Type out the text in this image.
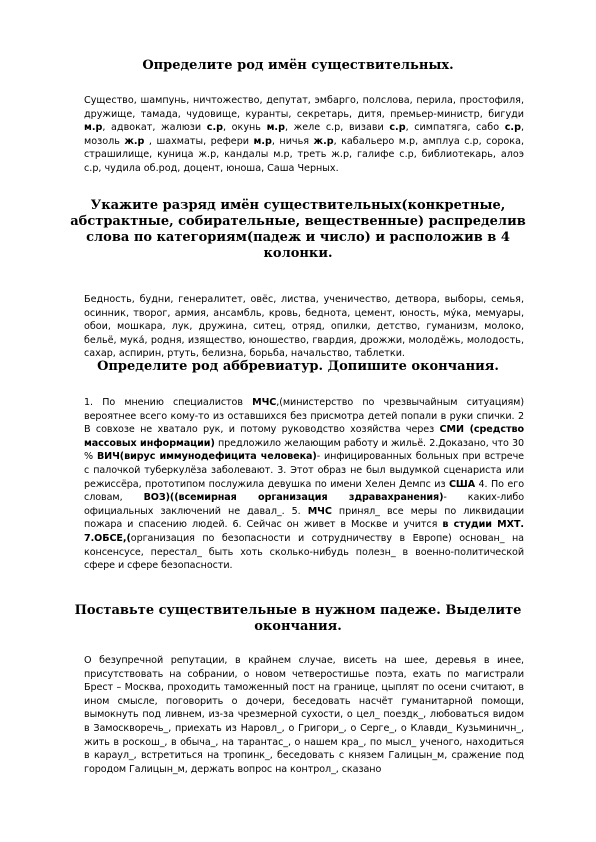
Определите род имён существительных.

Существо, шампунь, ничтожество, депутат, эмбарго, полслова, перила, простофиля, дружище, тамада, чудовище, куранты, секретарь, дитя, премьер-министр, бигуди м.р, адвокат, жалюзи с.р, окунь м.р, желе с.р, визави с.р, симпатяга, сабо с.р, мозоль ж.р , шахматы, рефери м.р, ничья ж.р, кабальеро м.р, амплуа с.р, сорока, страшилище, куница ж.р, кандалы м.р, треть ж.р, галифе с.р, библиотекарь, алоэ с.р, чудила об.род, доцент, юноша, Саша Черных.

Укажите разряд имён существительных(конкретные, абстрактные, собирательные, вещественные) распределив слова по категориям(падеж и число) и расположив в 4 колонки.

Бедность, будни, генералитет, овёс, листва, ученичество, детвора, выборы, семья, осинник, творог, армия, ансамбль, кровь, беднота, цемент, юность, му́ка, мемуары, обои, мошкара, лук, дружина, ситец, отряд, опилки, детство, гуманизм, молоко, бельё, мука́, родня, изящество, юношество, гвардия, дрожжи, молодёжь, молодость, сахар, аспирин, ртуть, белизна, борьба, начальство, таблетки.

Определите род аббревиатур. Допишите окончания.

1. По мнению специалистов МЧС,(министерство по чрезвычайным ситуациям) вероятнее всего кому-то из оставшихся без присмотра детей попали в руки спички. 2 В совхозе не хватало рук, и потому руководство хозяйства через СМИ (средство массовых информации) предложило желающим работу и жильё. 2.Доказано, что 30 % ВИЧ(вирус иммунодефицита человека)- инфицированных больных при встрече с палочкой туберкулёза заболевают. 3. Этот образ не был выдумкой сценариста или режиссёра, прототипом послужила девушка по имени Хелен Демпс из США 4. По его словам, ВОЗ)((всемирная организация здравахранения)- каких-либо официальных заключений не давал_. 5. МЧС принял_ все меры по ликвидации пожара и спасению людей. 6. Сейчас он живет в Москве и учится в студии МХТ. 7.ОБСЕ,(организация по безопасности и сотрудничеству в Европе) основан_ на консенсусе, перестал_ быть хоть сколько-нибудь полезн_ в военно-политической сфере и сфере безопасности.

Поставьте существительные в нужном падеже. Выделите окончания.

О безупречной репутации, в крайнем случае, висеть на шее, деревья в инее, присутствовать на собрании, о новом четверостишье поэта, ехать по магистрали Брест – Москва, проходить таможенный пост на границе, цыплят по осени считают, в ином смысле, поговорить о дочери, беседовать насчёт гуманитарной помощи, вымокнуть под ливнем, из-за чрезмерной сухости, о цел_ поездк_, любоваться видом в Замоскворечь_, приехать из Наровл_, о Григори_, о Серге_, о Клавди_ Кузьминичн_, жить в роскош_, в обыча_, на тарантас_, о нашем кра_, по мысл_ ученого, находиться в караул_, встретиться на тропинк_, беседовать с князем Галицын_м, сражение под городом Галицын_м, держать вопрос на контрол_, сказано
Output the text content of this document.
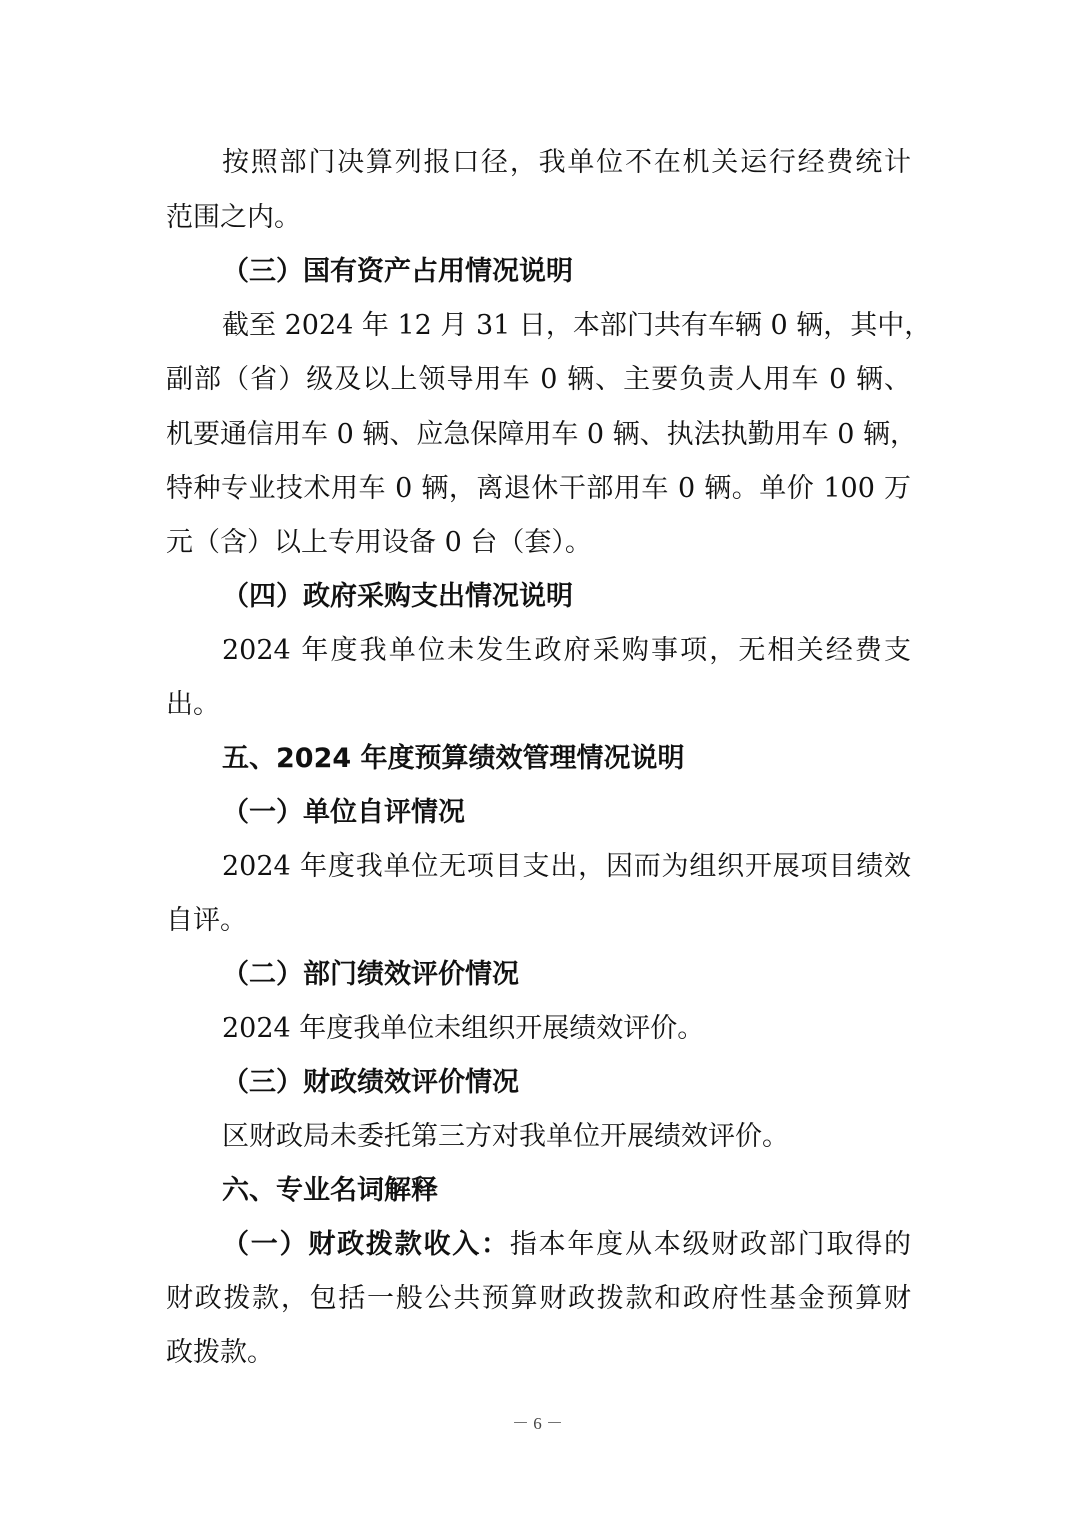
按照部门决算列报口径，我单位不在机关运行经费统计
范围之内。
（三）国有资产占用情况说明
截至 2024 年 12 月 31 日，本部门共有车辆 0 辆，其中，
副部（省）级及以上领导用车 0 辆、主要负责人用车 0 辆、
机要通信用车 0 辆、应急保障用车 0 辆、执法执勤用车 0 辆，
特种专业技术用车 0 辆，离退休干部用车 0 辆。单价 100 万
元（含）以上专用设备 0 台（套）。
（四）政府采购支出情况说明
2024 年度我单位未发生政府采购事项，无相关经费支
出。
五、2024 年度预算绩效管理情况说明
（一）单位自评情况
2024 年度我单位无项目支出，因而为组织开展项目绩效
自评。
（二）部门绩效评价情况
2024 年度我单位未组织开展绩效评价。
（三）财政绩效评价情况
区财政局未委托第三方对我单位开展绩效评价。
六、专业名词解释
（一）财政拨款收入：指本年度从本级财政部门取得的
财政拨款，包括一般公共预算财政拨款和政府性基金预算财
政拨款。
－ 6 －
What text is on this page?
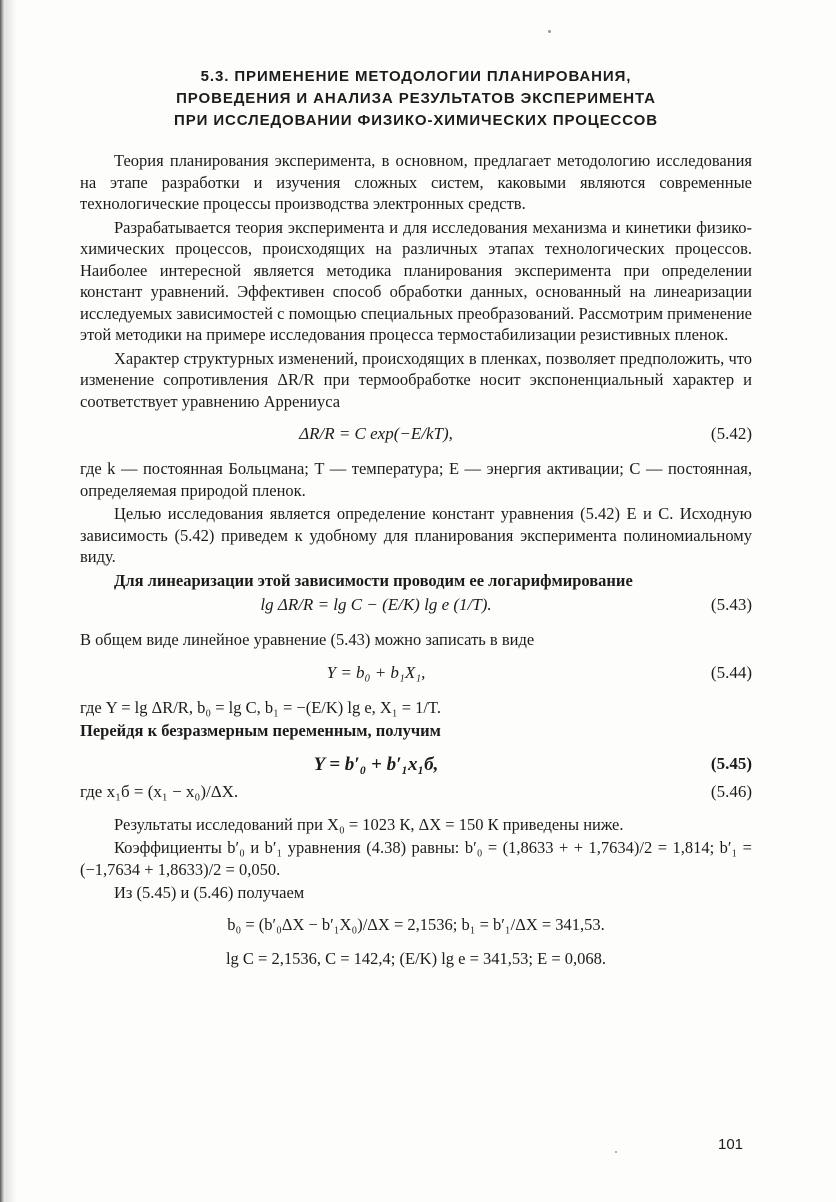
5.3. ПРИМЕНЕНИЕ МЕТОДОЛОГИИ ПЛАНИРОВАНИЯ,
ПРОВЕДЕНИЯ И АНАЛИЗА РЕЗУЛЬТАТОВ ЭКСПЕРИМЕНТА
ПРИ ИССЛЕДОВАНИИ ФИЗИКО-ХИМИЧЕСКИХ ПРОЦЕССОВ

Теория планирования эксперимента, в основном, предлагает методологию исследования на этапе разработки и изучения сложных систем, каковыми являются современные технологические процессы производства электронных средств.

Разрабатывается теория эксперимента и для исследования механизма и кинетики физико-химических процессов, происходящих на различных этапах технологических процессов. Наиболее интересной является методика планирования эксперимента при определении констант уравнений. Эффективен способ обработки данных, основанный на линеаризации исследуемых зависимостей с помощью специальных преобразований. Рассмотрим применение этой методики на примере исследования процесса термостабилизации резистивных пленок.

Характер структурных изменений, происходящих в пленках, позволяет предположить, что изменение сопротивления ΔR/R при термообработке носит экспоненциальный характер и соответствует уравнению Аррениуса

ΔR/R = C exp(−E/kT),	(5.42)

где k — постоянная Больцмана; T — температура; E — энергия активации; C — постоянная, определяемая природой пленок.

Целью исследования является определение констант уравнения (5.42) E и C. Исходную зависимость (5.42) приведем к удобному для планирования эксперимента полиномиальному виду.

Для линеаризации этой зависимости проводим ее логарифмирование

lg ΔR/R = lg C − (E/K) lg e (1/T).	(5.43)

В общем виде линейное уравнение (5.43) можно записать в виде

Y = b₀ + b₁X₁,	(5.44)

где Y = lg ΔR/R, b₀ = lg C, b₁ = −(E/K) lg e, X₁ = 1/T.

Перейдя к безразмерным переменным, получим

Y = b′₀ + b′₁x₁б,	(5.45)
где x₁б = (x₁ − x₀)/ΔX.	(5.46)

Результаты исследований при X₀ = 1023 К, ΔX = 150 К приведены ниже.

Коэффициенты b′₀ и b′₁ уравнения (4.38) равны: b′₀ = (1,8633 + + 1,7634)/2 = 1,814; b′₁ = (−1,7634 + 1,8633)/2 = 0,050.

Из (5.45) и (5.46) получаем

b₀ = (b′₀ΔX − b′₁X₀)/ΔX = 2,1536; b₁ = b′₁/ΔX = 341,53.
lg C = 2,1536, C = 142,4; (E/K) lg e = 341,53; E = 0,068.
101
★ ★ ★ ★
**INSTRUCTIONS TO FOLLOW**
The records above must be echoed exactly, minus their pictures.

**TASK RESPONSE**
Type out the text in this image.
Определите род имён существительных.

Существо, шампунь, ничтожество, депутат, эмбарго, полслова, перила, простофиля, дружище, тамада, чудовище, куранты, секретарь, дитя, премьер-министр, бигуди м.р, адвокат, жалюзи с.р, окунь м.р, желе с.р, визави с.р, симпатяга, сабо с.р, мозоль ж.р , шахматы, рефери м.р, ничья ж.р, кабальеро м.р, амплуа с.р, сорока, страшилище, куница ж.р, кандалы м.р, треть ж.р, галифе с.р, библиотекарь, алоэ с.р, чудила об.род, доцент, юноша, Саша Черных.

Укажите разряд имён существительных(конкретные, абстрактные, собирательные, вещественные) распределив слова по категориям(падеж и число) и расположив в 4 колонки.

Бедность, будни, генералитет, овёс, листва, ученичество, детвора, выборы, семья, осинник, творог, армия, ансамбль, кровь, беднота, цемент, юность, му́ка, мемуары, обои, мошкара, лук, дружина, ситец, отряд, опилки, детство, гуманизм, молоко, бельё, мука́, родня, изящество, юношество, гвардия, дрожжи, молодёжь, молодость, сахар, аспирин, ртуть, белизна, борьба, начальство, таблетки.

Определите род аббревиатур. Допишите окончания.

1. По мнению специалистов МЧС,(министерство по чрезвычайным ситуациям) вероятнее всего кому-то из оставшихся без присмотра детей попали в руки спички. 2 В совхозе не хватало рук, и потому руководство хозяйства через СМИ (средство массовых информации) предложило желающим работу и жильё. 2.Доказано, что 30 % ВИЧ(вирус иммунодефицита человека)- инфицированных больных при встрече с палочкой туберкулёза заболевают. 3. Этот образ не был выдумкой сценариста или режиссёра, прототипом послужила девушка по имени Хелен Демпс из США 4. По его словам, ВОЗ)((всемирная организация здравахранения)- каких-либо официальных заключений не давал_. 5. МЧС принял_ все меры по ликвидации пожара и спасению людей. 6. Сейчас он живет в Москве и учится в студии МХТ. 7.ОБСЕ,(организация по безопасности и сотрудничеству в Европе) основан_ на консенсусе, перестал_ быть хоть сколько-нибудь полезн_ в военно-политической сфере и сфере безопасности.

Поставьте существительные в нужном падеже. Выделите окончания.

О безупречной репутации, в крайнем случае, висеть на шее, деревья в инее, присутствовать на собрании, о новом четверостишье поэта, ехать по магистрали Брест – Москва, проходить таможенный пост на границе, цыплят по осени считают, в ином смысле, поговорить о дочери, беседовать насчёт гуманитарной помощи, вымокнуть под ливнем, из-за чрезмерной сухости, о цел_ поездк_, любоваться видом в Замоскворечь_, приехать из Наровл_, о Григори_, о Серге_, о Клавди_ Кузьминичн_, жить в роскош_, в обыча_, на тарантас_, о нашем кра_, по мысл_ ученого, находиться в караул_, встретиться на тропинк_, беседовать с князем Галицын_м, сражение под городом Галицын_м, держать вопрос на контрол_, сказано
Output the text content of this document.
按照部门决算列报口径，我单位不在机关运行经费统计
范围之内。
（三）国有资产占用情况说明
截至 2024 年 12 月 31 日，本部门共有车辆 0 辆，其中，
副部（省）级及以上领导用车 0 辆、主要负责人用车 0 辆、
机要通信用车 0 辆、应急保障用车 0 辆、执法执勤用车 0 辆，
特种专业技术用车 0 辆，离退休干部用车 0 辆。单价 100 万
元（含）以上专用设备 0 台（套）。
（四）政府采购支出情况说明
2024 年度我单位未发生政府采购事项，无相关经费支
出。
五、2024 年度预算绩效管理情况说明
（一）单位自评情况
2024 年度我单位无项目支出，因而为组织开展项目绩效
自评。
（二）部门绩效评价情况
2024 年度我单位未组织开展绩效评价。
（三）财政绩效评价情况
区财政局未委托第三方对我单位开展绩效评价。
六、专业名词解释
（一）财政拨款收入：指本年度从本级财政部门取得的
财政拨款，包括一般公共预算财政拨款和政府性基金预算财
政拨款。
－ 6 －
What text is on this page?
5.3. ПРИМЕНЕНИЕ МЕТОДОЛОГИИ ПЛАНИРОВАНИЯ,
ПРОВЕДЕНИЯ И АНАЛИЗА РЕЗУЛЬТАТОВ ЭКСПЕРИМЕНТА
ПРИ ИССЛЕДОВАНИИ ФИЗИКО-ХИМИЧЕСКИХ ПРОЦЕССОВ

Теория планирования эксперимента, в основном, предлагает методологию исследования на этапе разработки и изучения сложных систем, каковыми являются современные технологические процессы производства электронных средств.

Разрабатывается теория эксперимента и для исследования механизма и кинетики физико-химических процессов, происходящих на различных этапах технологических процессов. Наиболее интересной является методика планирования эксперимента при определении констант уравнений. Эффективен способ обработки данных, основанный на линеаризации исследуемых зависимостей с помощью специальных преобразований. Рассмотрим применение этой методики на примере исследования процесса термостабилизации резистивных пленок.

Характер структурных изменений, происходящих в пленках, позволяет предположить, что изменение сопротивления ΔR/R при термообработке носит экспоненциальный характер и соответствует уравнению Аррениуса

ΔR/R = C exp(−E/kT),	(5.42)

где k — постоянная Больцмана; T — температура; E — энергия активации; C — постоянная, определяемая природой пленок.

Целью исследования является определение констант уравнения (5.42) E и C. Исходную зависимость (5.42) приведем к удобному для планирования эксперимента полиномиальному виду.

Для линеаризации этой зависимости проводим ее логарифмирование

lg ΔR/R = lg C − (E/K) lg e (1/T).	(5.43)

В общем виде линейное уравнение (5.43) можно записать в виде

Y = b₀ + b₁X₁,	(5.44)

где Y = lg ΔR/R, b₀ = lg C, b₁ = −(E/K) lg e, X₁ = 1/T.

Перейдя к безразмерным переменным, получим

Y = b′₀ + b′₁x₁б,	(5.45)
где x₁б = (x₁ − x₀)/ΔX.	(5.46)

Результаты исследований при X₀ = 1023 К, ΔX = 150 К приведены ниже.

Коэффициенты b′₀ и b′₁ уравнения (4.38) равны: b′₀ = (1,8633 + + 1,7634)/2 = 1,814; b′₁ = (−1,7634 + 1,8633)/2 = 0,050.

Из (5.45) и (5.46) получаем

b₀ = (b′₀ΔX − b′₁X₀)/ΔX = 2,1536; b₁ = b′₁/ΔX = 341,53.
lg C = 2,1536, C = 142,4; (E/K) lg e = 341,53; E = 0,068.
101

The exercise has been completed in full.